**Task material**
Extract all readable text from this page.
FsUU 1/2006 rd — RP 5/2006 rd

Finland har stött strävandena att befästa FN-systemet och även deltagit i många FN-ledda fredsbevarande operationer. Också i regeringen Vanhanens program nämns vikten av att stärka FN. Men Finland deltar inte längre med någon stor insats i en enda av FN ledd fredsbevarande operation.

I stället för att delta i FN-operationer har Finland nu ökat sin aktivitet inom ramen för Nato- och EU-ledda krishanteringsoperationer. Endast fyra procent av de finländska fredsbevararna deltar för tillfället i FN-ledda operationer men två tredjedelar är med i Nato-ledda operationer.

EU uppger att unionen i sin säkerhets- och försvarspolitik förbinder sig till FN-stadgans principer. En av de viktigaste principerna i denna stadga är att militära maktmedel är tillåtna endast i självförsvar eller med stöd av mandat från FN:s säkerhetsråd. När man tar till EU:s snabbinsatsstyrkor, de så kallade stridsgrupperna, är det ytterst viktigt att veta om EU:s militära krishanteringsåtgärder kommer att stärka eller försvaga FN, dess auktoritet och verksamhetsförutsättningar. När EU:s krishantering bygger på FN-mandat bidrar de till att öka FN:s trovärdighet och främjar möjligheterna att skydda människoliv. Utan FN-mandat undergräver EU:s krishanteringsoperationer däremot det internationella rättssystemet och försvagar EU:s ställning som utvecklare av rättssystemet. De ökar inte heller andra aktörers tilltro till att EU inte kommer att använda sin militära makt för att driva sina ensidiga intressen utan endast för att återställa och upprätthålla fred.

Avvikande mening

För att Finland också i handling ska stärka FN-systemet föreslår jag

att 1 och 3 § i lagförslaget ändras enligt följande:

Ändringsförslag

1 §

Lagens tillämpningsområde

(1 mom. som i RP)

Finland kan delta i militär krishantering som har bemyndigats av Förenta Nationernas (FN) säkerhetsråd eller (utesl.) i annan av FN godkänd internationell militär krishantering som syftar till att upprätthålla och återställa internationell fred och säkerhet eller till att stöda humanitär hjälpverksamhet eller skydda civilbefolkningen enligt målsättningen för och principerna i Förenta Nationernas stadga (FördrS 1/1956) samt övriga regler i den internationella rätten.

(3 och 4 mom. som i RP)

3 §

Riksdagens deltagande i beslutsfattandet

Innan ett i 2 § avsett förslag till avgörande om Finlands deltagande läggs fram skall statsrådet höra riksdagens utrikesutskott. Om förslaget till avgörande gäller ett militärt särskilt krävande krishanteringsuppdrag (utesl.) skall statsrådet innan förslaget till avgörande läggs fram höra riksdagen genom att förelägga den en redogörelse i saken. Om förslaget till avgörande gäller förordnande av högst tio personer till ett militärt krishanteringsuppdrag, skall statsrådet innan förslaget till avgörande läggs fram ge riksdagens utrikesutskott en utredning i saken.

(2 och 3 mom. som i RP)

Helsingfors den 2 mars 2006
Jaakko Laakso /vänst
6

**About this exercise**
Please set down the full listing above, word for word.

**Answer to this exercise**
Extract all readable text from this page.
FsUU 1/2006 rd — RP 5/2006 rd

Finland har stött strävandena att befästa FN-systemet och även deltagit i många FN-ledda fredsbevarande operationer. Också i regeringen Vanhanens program nämns vikten av att stärka FN. Men Finland deltar inte längre med någon stor insats i en enda av FN ledd fredsbevarande operation.

I stället för att delta i FN-operationer har Finland nu ökat sin aktivitet inom ramen för Nato- och EU-ledda krishanteringsoperationer. Endast fyra procent av de finländska fredsbevararna deltar för tillfället i FN-ledda operationer men två tredjedelar är med i Nato-ledda operationer.

EU uppger att unionen i sin säkerhets- och försvarspolitik förbinder sig till FN-stadgans principer. En av de viktigaste principerna i denna stadga är att militära maktmedel är tillåtna endast i självförsvar eller med stöd av mandat från FN:s säkerhetsråd. När man tar till EU:s snabbinsatsstyrkor, de så kallade stridsgrupperna, är det ytterst viktigt att veta om EU:s militära krishanteringsåtgärder kommer att stärka eller försvaga FN, dess auktoritet och verksamhetsförutsättningar. När EU:s krishantering bygger på FN-mandat bidrar de till att öka FN:s trovärdighet och främjar möjligheterna att skydda människoliv. Utan FN-mandat undergräver EU:s krishanteringsoperationer däremot det internationella rättssystemet och försvagar EU:s ställning som utvecklare av rättssystemet. De ökar inte heller andra aktörers tilltro till att EU inte kommer att använda sin militära makt för att driva sina ensidiga intressen utan endast för att återställa och upprätthålla fred.

Avvikande mening

För att Finland också i handling ska stärka FN-systemet föreslår jag

att 1 och 3 § i lagförslaget ändras enligt följande:

Ändringsförslag

1 §

Lagens tillämpningsområde

(1 mom. som i RP)

Finland kan delta i militär krishantering som har bemyndigats av Förenta Nationernas (FN) säkerhetsråd eller (utesl.) i annan av FN godkänd internationell militär krishantering som syftar till att upprätthålla och återställa internationell fred och säkerhet eller till att stöda humanitär hjälpverksamhet eller skydda civilbefolkningen enligt målsättningen för och principerna i Förenta Nationernas stadga (FördrS 1/1956) samt övriga regler i den internationella rätten.

(3 och 4 mom. som i RP)

3 §

Riksdagens deltagande i beslutsfattandet

Innan ett i 2 § avsett förslag till avgörande om Finlands deltagande läggs fram skall statsrådet höra riksdagens utrikesutskott. Om förslaget till avgörande gäller ett militärt särskilt krävande krishanteringsuppdrag (utesl.) skall statsrådet innan förslaget till avgörande läggs fram höra riksdagen genom att förelägga den en redogörelse i saken. Om förslaget till avgörande gäller förordnande av högst tio personer till ett militärt krishanteringsuppdrag, skall statsrådet innan förslaget till avgörande läggs fram ge riksdagens utrikesutskott en utredning i saken.

(2 och 3 mom. som i RP)

Helsingfors den 2 mars 2006
Jaakko Laakso /vänst
6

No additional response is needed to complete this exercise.